## Given request
Check every line of the data below for the string "marker", and copy the ones that hold it.

## Supplied records
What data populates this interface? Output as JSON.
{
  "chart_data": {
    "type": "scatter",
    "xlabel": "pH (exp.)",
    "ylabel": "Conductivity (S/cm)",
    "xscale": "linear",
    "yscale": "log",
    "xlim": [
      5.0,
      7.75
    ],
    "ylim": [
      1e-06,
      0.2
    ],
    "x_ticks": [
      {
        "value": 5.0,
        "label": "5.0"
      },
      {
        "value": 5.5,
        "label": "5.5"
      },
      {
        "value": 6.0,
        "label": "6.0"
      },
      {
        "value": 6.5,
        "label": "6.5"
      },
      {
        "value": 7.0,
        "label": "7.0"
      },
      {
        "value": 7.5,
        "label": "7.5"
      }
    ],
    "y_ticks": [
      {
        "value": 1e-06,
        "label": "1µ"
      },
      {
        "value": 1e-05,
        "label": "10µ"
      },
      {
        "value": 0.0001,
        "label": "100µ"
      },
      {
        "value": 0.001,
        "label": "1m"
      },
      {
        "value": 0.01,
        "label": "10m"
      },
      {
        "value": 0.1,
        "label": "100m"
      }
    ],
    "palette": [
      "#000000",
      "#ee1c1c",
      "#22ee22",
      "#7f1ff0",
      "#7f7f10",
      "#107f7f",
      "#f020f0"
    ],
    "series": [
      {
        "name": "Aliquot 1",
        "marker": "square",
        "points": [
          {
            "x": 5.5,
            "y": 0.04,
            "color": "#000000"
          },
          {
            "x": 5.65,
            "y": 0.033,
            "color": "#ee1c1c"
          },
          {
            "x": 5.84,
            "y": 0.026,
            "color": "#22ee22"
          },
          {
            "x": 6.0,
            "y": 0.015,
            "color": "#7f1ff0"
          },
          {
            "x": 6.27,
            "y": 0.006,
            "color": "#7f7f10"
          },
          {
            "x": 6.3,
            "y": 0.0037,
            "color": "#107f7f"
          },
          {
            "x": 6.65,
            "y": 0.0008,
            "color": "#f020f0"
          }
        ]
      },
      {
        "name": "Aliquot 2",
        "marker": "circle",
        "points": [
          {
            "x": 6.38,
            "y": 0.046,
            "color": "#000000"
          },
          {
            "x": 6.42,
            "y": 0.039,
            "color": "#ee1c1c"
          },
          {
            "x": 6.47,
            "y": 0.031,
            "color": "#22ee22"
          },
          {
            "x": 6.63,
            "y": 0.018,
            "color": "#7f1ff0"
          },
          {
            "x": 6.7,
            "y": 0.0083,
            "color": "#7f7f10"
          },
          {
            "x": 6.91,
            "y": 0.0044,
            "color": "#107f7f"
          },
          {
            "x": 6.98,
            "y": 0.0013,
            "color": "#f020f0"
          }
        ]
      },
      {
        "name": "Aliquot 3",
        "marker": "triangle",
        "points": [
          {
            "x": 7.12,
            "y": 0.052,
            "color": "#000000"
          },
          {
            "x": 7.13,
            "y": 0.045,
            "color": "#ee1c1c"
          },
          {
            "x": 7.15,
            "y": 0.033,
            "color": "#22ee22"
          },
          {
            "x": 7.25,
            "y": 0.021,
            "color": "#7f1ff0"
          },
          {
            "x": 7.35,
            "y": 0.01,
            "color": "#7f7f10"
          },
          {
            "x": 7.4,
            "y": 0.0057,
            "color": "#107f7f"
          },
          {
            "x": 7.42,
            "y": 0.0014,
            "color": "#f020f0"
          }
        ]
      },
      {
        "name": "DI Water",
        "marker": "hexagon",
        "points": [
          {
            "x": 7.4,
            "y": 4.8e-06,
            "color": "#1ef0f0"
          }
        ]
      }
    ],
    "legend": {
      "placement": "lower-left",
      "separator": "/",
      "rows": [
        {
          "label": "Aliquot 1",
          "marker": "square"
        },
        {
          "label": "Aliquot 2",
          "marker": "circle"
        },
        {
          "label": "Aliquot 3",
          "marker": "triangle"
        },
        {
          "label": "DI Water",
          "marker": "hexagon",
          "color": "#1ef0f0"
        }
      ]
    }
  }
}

## Reply
        "marker": "square",
        "marker": "circle",
        "marker": "triangle",
        "marker": "hexagon",
          "marker": "square"
          "marker": "circle"
          "marker": "triangle"
          "marker": "hexagon",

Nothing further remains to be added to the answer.